Given request:
Please lay out the material between the lines holding "contour: [412, 538, 776, 776]" and "contour: [451, 255, 1095, 872]", inclusive, as a Markdown table with the columns Row and Line, giving each line a row number and leaving out blank lines.

* * *

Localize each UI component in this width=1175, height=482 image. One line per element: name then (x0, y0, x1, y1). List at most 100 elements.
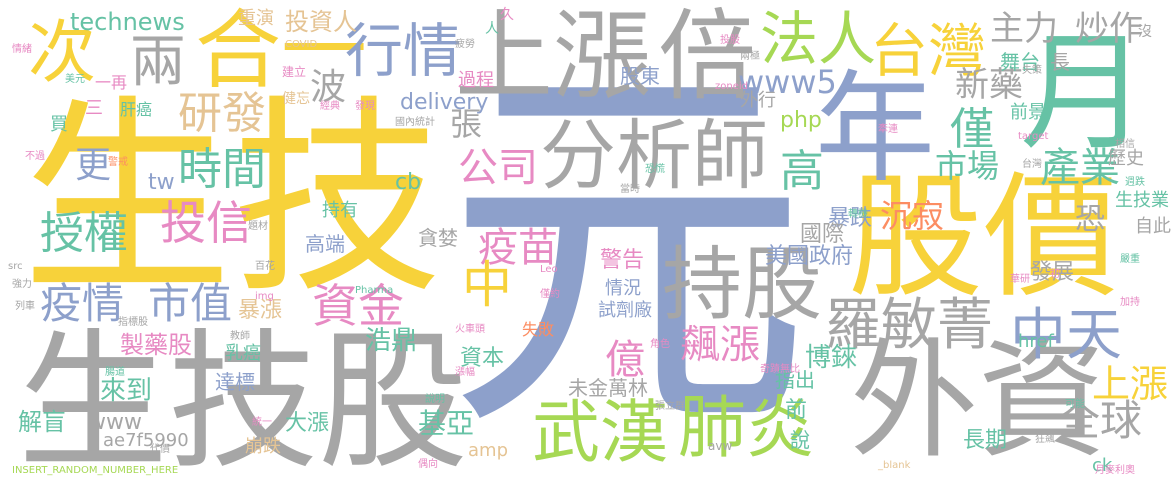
word: 崩跌 (245, 436, 281, 457)
word: 外行 (740, 90, 776, 111)
word: 製藥股 (120, 331, 192, 359)
word: 當時 (620, 184, 640, 195)
word: 發現 (355, 101, 375, 112)
word: 中 (462, 256, 512, 314)
word: 久 (500, 7, 514, 23)
word: 三 (85, 98, 103, 119)
word: 投資人 (285, 8, 357, 36)
word: 高端 (305, 232, 345, 256)
word: 更 (75, 145, 112, 186)
word: 合一 (195, 1, 367, 101)
word: 羅敏菁 (825, 293, 993, 358)
word: delivery (400, 90, 489, 115)
word: 疫情 (40, 279, 125, 328)
word: 角色 (650, 339, 670, 350)
word: 情況 (605, 278, 641, 299)
word: 台灣 (1022, 159, 1042, 170)
word: 週跌 (1125, 177, 1145, 188)
word: 加持 (1120, 297, 1140, 308)
word: 解盲 (18, 408, 66, 436)
word: 長 (1050, 50, 1070, 74)
word: 代價 (150, 444, 170, 455)
word: 僅 (950, 104, 994, 155)
word: 法人 (760, 5, 877, 73)
word: 情緒 (12, 44, 32, 55)
word: 舞台 (1000, 50, 1040, 74)
word: 警告 (600, 248, 645, 273)
word: 百花 (255, 261, 275, 272)
word: 生技股 (18, 316, 469, 482)
word: 前景 (1010, 102, 1046, 123)
word: 說明 (425, 394, 445, 405)
word: 教師 (230, 331, 250, 342)
word: 年 (815, 60, 935, 199)
word: 買 (50, 114, 68, 135)
word: 貪婪 (418, 226, 458, 250)
word: 股價 (848, 159, 1118, 316)
word: 中天 (1010, 303, 1122, 368)
word: 乳癌 (225, 343, 261, 364)
word: 僅約 (540, 289, 560, 300)
word: src (8, 261, 23, 272)
word: 沉寂 (880, 197, 945, 235)
word: img (255, 291, 274, 302)
word: 生技 (22, 77, 443, 322)
word: 時間 (178, 144, 266, 195)
word: 授權 (40, 208, 128, 259)
word: _blank (878, 460, 911, 471)
word: 可能 (1065, 399, 1085, 410)
word: 高 (780, 146, 824, 197)
word: 經典 (320, 101, 340, 112)
word: 暴漲 (238, 298, 283, 323)
word: 億 (605, 337, 645, 383)
word: 恐慌 (645, 164, 665, 175)
word: 博錸 (805, 343, 858, 373)
word: ae7f5990 (103, 430, 189, 451)
word: 奇蹟無比 (760, 364, 800, 375)
word: 大漲 (285, 411, 330, 436)
word: 指出 (775, 368, 815, 392)
word: 相信 (1115, 139, 1135, 150)
word: 達標 (215, 370, 255, 394)
word: href (1018, 331, 1054, 352)
word: 張 (450, 105, 483, 143)
word: 分析師 (540, 111, 768, 200)
word: 投股 (720, 35, 740, 46)
word: 強力 (12, 279, 32, 290)
word: COVID (285, 39, 318, 50)
word: 國際 (800, 222, 845, 247)
word: 指標股 (118, 317, 148, 328)
word: zoneid (715, 81, 748, 92)
word: 資金 (312, 279, 404, 333)
word: cb (395, 170, 422, 195)
word: Pharma (355, 285, 394, 296)
word: 炒作 (1075, 9, 1143, 49)
word: php (780, 108, 822, 133)
word: www5 (738, 63, 837, 101)
word: 外資 (850, 327, 1107, 476)
word: 華研 (1010, 274, 1030, 285)
word: 公司 (458, 145, 538, 191)
word: 資本 (460, 346, 505, 371)
word: 火車頭 (455, 324, 485, 335)
word: 股東 (620, 64, 660, 88)
word: 元 (445, 22, 810, 482)
word: 失策 (1022, 65, 1042, 76)
word: 重演 (238, 8, 274, 29)
word: 持有 (322, 200, 358, 221)
word: tw (148, 170, 175, 195)
word: 疫苗 (478, 225, 558, 271)
word: target (1018, 131, 1049, 142)
word: 浩鼎 (365, 326, 418, 356)
word: 偶向 (418, 459, 438, 470)
word: 飆漲 (680, 322, 760, 368)
word: 不過 (25, 151, 45, 162)
word: 恐 (1075, 202, 1105, 237)
word: 武漢 (532, 394, 669, 473)
word: 疲勞 (455, 39, 475, 50)
word: INSERT_RANDOM_NUMBER_HERE (12, 465, 179, 476)
word: 一再 (95, 73, 128, 92)
word: 長期 (963, 428, 1008, 453)
word: 行情 (345, 17, 462, 85)
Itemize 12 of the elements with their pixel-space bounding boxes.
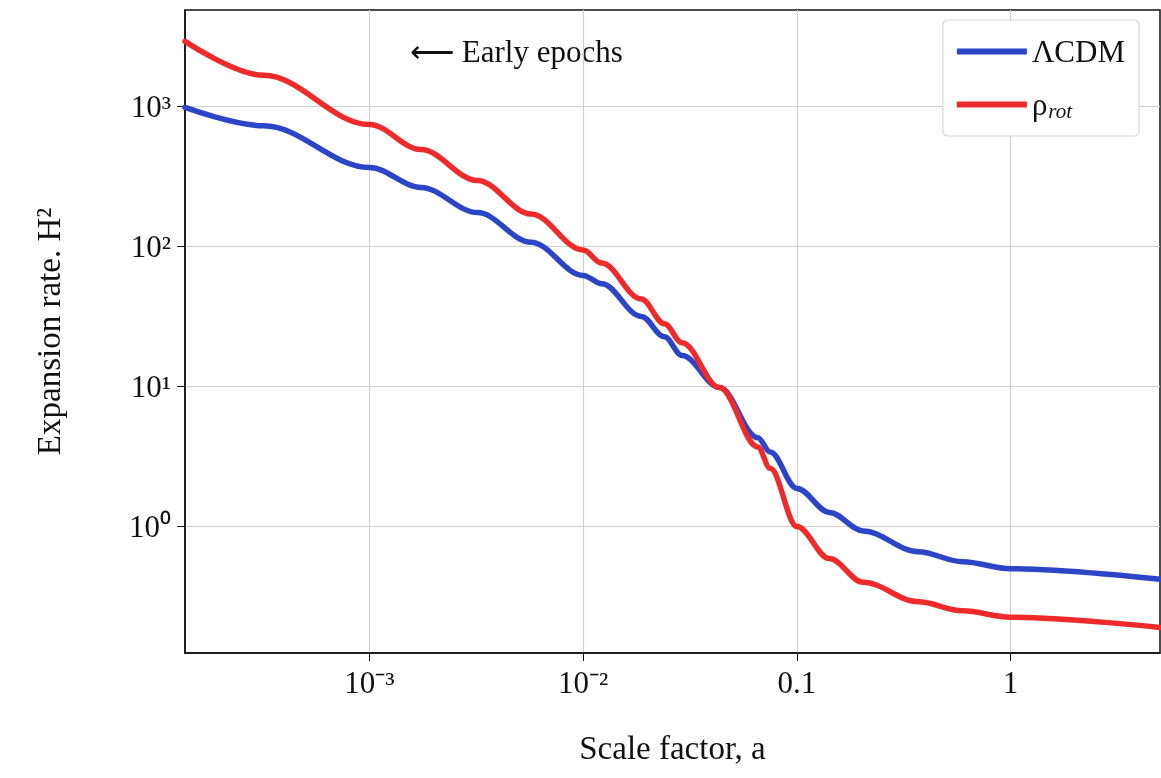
y-tick-label: 10⁰ bbox=[129, 508, 171, 544]
y-tick-label: 10³ bbox=[130, 88, 171, 124]
legend-label: ΛCDM bbox=[1031, 34, 1125, 69]
x-tick-label: 1 bbox=[1002, 665, 1019, 700]
y-tick-label: 10² bbox=[130, 228, 171, 264]
annotation: ⟵ Early epochs bbox=[410, 34, 623, 69]
x-tick-label: 10⁻³ bbox=[344, 665, 395, 700]
x-axis-title: Scale factor, a bbox=[579, 729, 767, 766]
y-axis-title: Expansion rate. H² bbox=[30, 207, 67, 456]
y-tick-label: 10¹ bbox=[130, 368, 171, 404]
x-tick-label: 10⁻² bbox=[558, 665, 609, 700]
x-tick-label: 0.1 bbox=[777, 665, 817, 700]
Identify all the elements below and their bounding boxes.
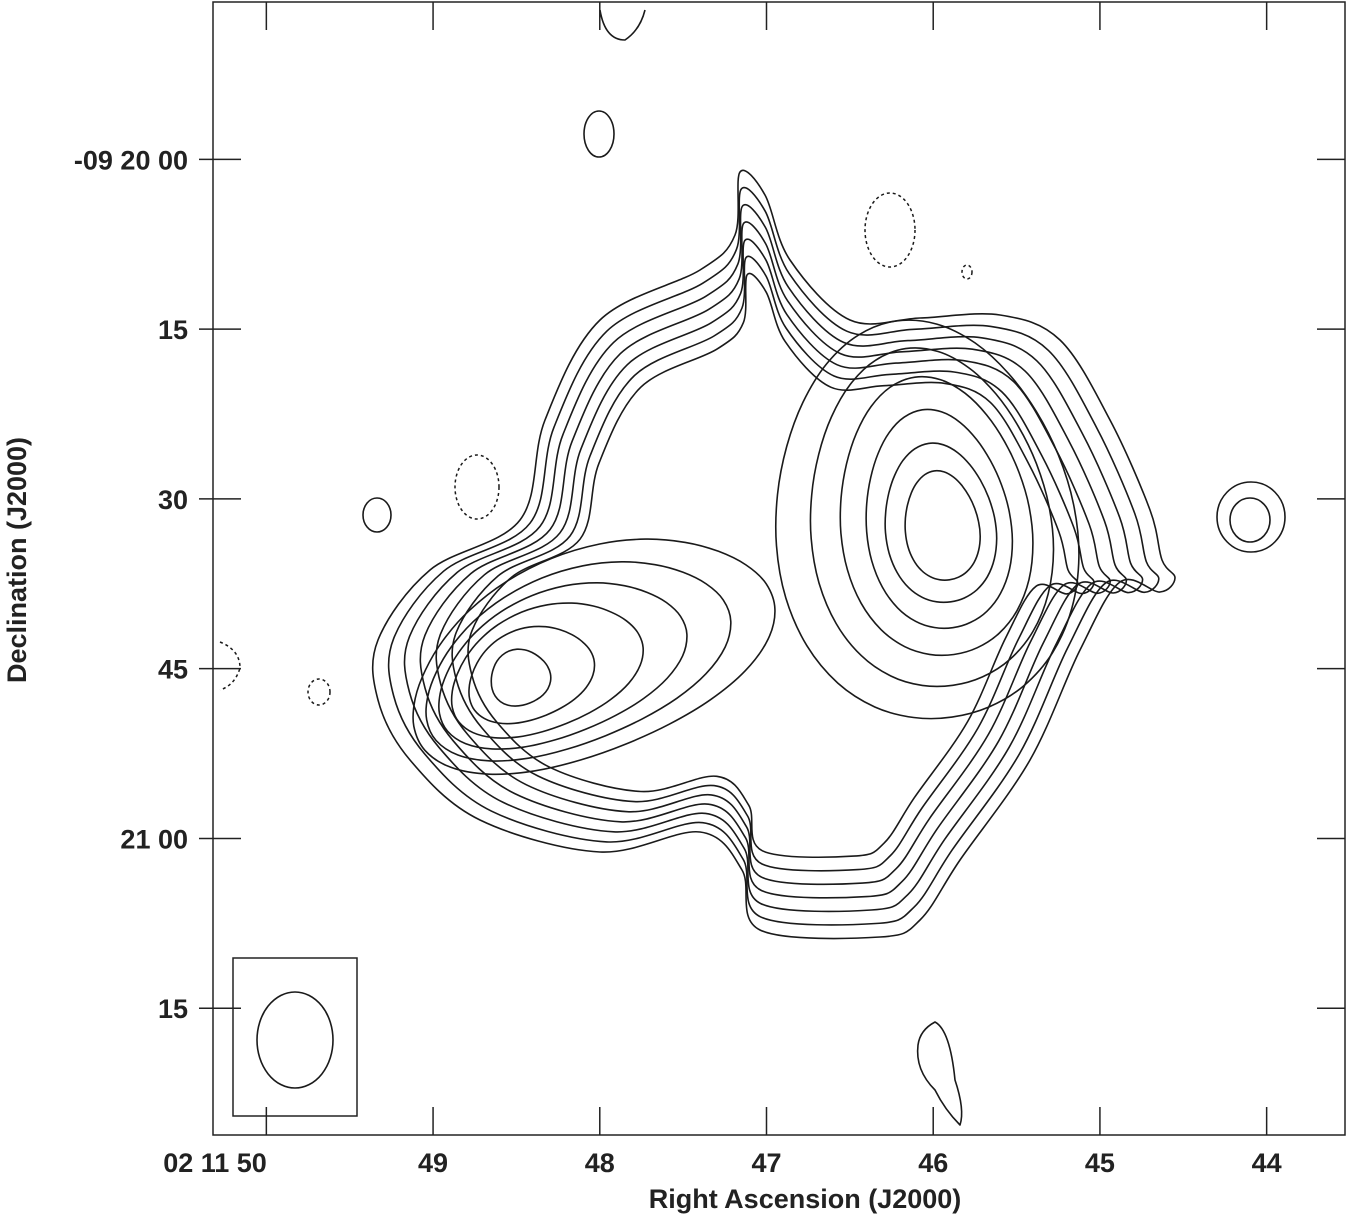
contour: [412, 538, 776, 776]
beam-box: [232, 957, 358, 1117]
x-tick-label: 45: [1085, 1148, 1115, 1178]
y-tick-label: 15: [158, 315, 188, 345]
contour: [371, 169, 1176, 940]
y-tick-label: 45: [158, 655, 188, 685]
contour: [1229, 497, 1271, 543]
contour: [809, 347, 1055, 688]
beam: [256, 991, 334, 1089]
contour: [403, 204, 1144, 913]
contour: [362, 497, 392, 533]
x-tick-label: 02 11 50: [163, 1148, 267, 1178]
contour: [884, 442, 998, 604]
negative-contour: [307, 678, 331, 706]
y-tick-label: -09 20 00: [74, 145, 188, 175]
y-tick-label: 30: [158, 485, 188, 515]
contour: [467, 272, 1079, 859]
x-tick-label: 47: [751, 1148, 781, 1178]
contour: [387, 186, 1160, 926]
x-tick-label: 44: [1252, 1148, 1282, 1178]
contour: [451, 255, 1095, 872]
x-tick-label: 48: [585, 1148, 615, 1178]
contour: [583, 110, 615, 158]
contours: [371, 169, 1176, 940]
negative-contour: [961, 264, 973, 280]
negative-contour: [219, 641, 241, 691]
y-tick-label: 21 00: [120, 824, 188, 854]
contour: [599, 9, 646, 41]
x-tick-label: 49: [418, 1148, 448, 1178]
contour: [425, 560, 732, 762]
y-axis-label: Declination (J2000): [2, 437, 32, 683]
contour: [438, 582, 688, 750]
contour: [450, 602, 644, 739]
contour: [839, 375, 1034, 657]
contour: [774, 319, 1080, 720]
islands: [219, 9, 1286, 1126]
contour: [419, 221, 1128, 899]
negative-contour: [864, 192, 916, 268]
x-tick-label: 46: [918, 1148, 948, 1178]
negative-contour: [454, 454, 500, 520]
contour: [865, 408, 1014, 630]
contour: [435, 238, 1111, 886]
plot-frame: [212, 1, 1346, 1136]
contour: [916, 1021, 963, 1126]
contour: [1216, 481, 1286, 553]
contour: [490, 648, 552, 707]
contour: [904, 469, 981, 581]
contour: [468, 625, 596, 725]
x-axis-label: Right Ascension (J2000): [649, 1184, 962, 1214]
y-tick-label: 15: [158, 994, 188, 1024]
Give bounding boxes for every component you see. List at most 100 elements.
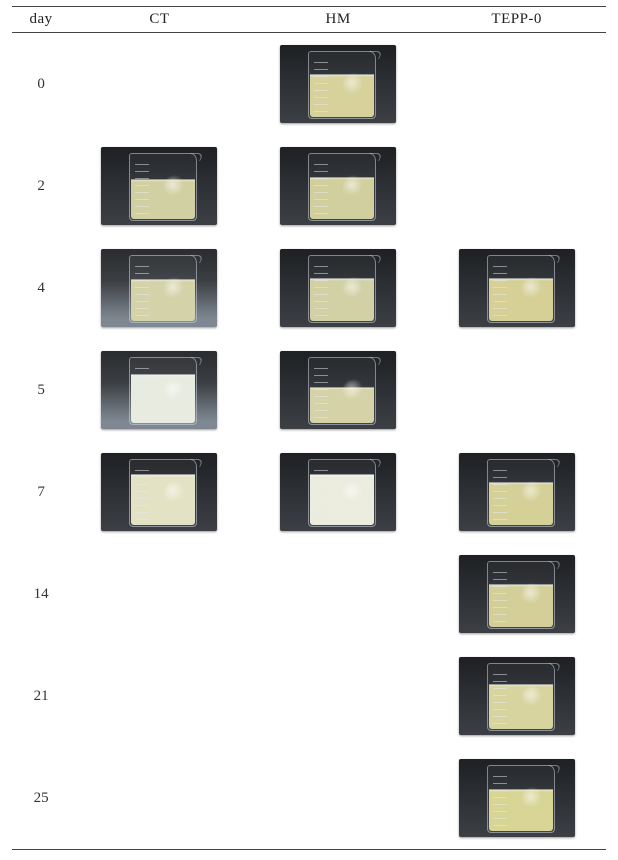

* * *

Solution for this task:
| Row | Line |
|---|---|
| 1 | contour: [412, 538, 776, 776] |
| 2 | beam-box: [232, 957, 358, 1117] |
| 3 | x-tick-label: 45: [1085, 1148, 1115, 1178] |
| 4 | y-tick-label: 15: [158, 315, 188, 345] |
| 5 | contour: [371, 169, 1176, 940] |
| 6 | y-tick-label: 45: [158, 655, 188, 685] |
| 7 | contour: [1229, 497, 1271, 543] |
| 8 | contour: [809, 347, 1055, 688] |
| 9 | beam: [256, 991, 334, 1089] |
| 10 | contour: [403, 204, 1144, 913] |
| 11 | contour: [362, 497, 392, 533] |
| 12 | x-tick-label: 02 11 50: [163, 1148, 267, 1178] |
| 13 | contour: [884, 442, 998, 604] |
| 14 | negative-contour: [307, 678, 331, 706] |
| 15 | y-tick-label: -09 20 00: [74, 145, 188, 175] |
| 16 | y-tick-label: 30: [158, 485, 188, 515] |
| 17 | contour: [467, 272, 1079, 859] |
| 18 | x-tick-label: 47: [751, 1148, 781, 1178] |
| 19 | contour: [387, 186, 1160, 926] |
| 20 | x-tick-label: 44: [1252, 1148, 1282, 1178] |
| 21 | contour: [451, 255, 1095, 872] |